- [Written problem] From the data below, keep only the lines that contain the string "interactable", matching case exactly, and copy each of those lines.

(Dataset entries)
****

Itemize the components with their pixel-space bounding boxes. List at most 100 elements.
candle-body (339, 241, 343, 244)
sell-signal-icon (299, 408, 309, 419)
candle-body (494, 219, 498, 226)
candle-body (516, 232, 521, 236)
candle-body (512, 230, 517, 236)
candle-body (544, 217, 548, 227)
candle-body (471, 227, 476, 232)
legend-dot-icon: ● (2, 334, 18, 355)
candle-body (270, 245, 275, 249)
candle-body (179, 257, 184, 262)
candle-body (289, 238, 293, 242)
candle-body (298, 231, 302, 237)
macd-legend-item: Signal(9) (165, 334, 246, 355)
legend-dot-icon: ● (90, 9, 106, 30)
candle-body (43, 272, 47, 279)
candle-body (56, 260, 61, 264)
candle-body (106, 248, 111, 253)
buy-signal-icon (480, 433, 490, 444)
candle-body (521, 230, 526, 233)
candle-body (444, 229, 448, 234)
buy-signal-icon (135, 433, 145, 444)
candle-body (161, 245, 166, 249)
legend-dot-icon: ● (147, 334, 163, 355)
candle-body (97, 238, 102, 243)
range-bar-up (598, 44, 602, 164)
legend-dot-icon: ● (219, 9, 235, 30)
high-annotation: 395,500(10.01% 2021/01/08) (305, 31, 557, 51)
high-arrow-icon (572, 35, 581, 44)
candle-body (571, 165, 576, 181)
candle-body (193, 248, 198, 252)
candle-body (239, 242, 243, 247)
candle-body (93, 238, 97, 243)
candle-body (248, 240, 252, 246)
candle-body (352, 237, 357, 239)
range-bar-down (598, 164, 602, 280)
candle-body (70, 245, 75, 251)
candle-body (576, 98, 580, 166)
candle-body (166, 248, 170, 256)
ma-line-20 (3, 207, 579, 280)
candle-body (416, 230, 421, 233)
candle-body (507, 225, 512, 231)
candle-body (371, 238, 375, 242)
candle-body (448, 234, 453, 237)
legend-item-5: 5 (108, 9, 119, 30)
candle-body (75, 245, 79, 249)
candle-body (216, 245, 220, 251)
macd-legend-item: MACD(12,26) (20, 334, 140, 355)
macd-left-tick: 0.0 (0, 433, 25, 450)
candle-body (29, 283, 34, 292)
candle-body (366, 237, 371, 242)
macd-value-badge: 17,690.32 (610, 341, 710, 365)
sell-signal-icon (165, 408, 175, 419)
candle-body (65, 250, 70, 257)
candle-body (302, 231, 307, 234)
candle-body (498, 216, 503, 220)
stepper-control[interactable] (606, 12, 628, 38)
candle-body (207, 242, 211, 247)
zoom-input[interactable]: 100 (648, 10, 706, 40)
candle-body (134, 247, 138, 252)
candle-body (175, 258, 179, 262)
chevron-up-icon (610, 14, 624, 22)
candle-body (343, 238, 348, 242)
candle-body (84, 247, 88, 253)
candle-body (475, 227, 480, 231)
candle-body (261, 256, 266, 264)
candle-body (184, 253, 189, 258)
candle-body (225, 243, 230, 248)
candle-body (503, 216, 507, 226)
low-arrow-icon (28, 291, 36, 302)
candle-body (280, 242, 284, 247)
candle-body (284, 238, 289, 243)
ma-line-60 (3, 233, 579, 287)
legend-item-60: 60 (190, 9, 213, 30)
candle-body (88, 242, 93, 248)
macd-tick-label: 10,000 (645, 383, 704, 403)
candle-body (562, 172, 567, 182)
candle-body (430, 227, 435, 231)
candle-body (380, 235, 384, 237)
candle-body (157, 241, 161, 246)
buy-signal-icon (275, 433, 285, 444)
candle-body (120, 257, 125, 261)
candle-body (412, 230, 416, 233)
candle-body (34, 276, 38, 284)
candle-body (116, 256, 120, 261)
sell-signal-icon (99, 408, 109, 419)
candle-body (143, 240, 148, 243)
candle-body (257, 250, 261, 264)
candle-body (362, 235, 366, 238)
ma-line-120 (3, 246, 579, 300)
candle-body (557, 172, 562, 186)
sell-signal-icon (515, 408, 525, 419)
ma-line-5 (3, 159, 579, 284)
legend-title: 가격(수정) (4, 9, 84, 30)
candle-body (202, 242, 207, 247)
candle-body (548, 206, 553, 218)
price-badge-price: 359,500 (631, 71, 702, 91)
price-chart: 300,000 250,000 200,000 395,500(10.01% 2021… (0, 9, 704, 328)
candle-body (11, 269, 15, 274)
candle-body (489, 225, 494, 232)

****

- [Solution for this problem]
stepper-control[interactable] (606, 12, 628, 38)
zoom-input[interactable]: 100 (648, 10, 706, 40)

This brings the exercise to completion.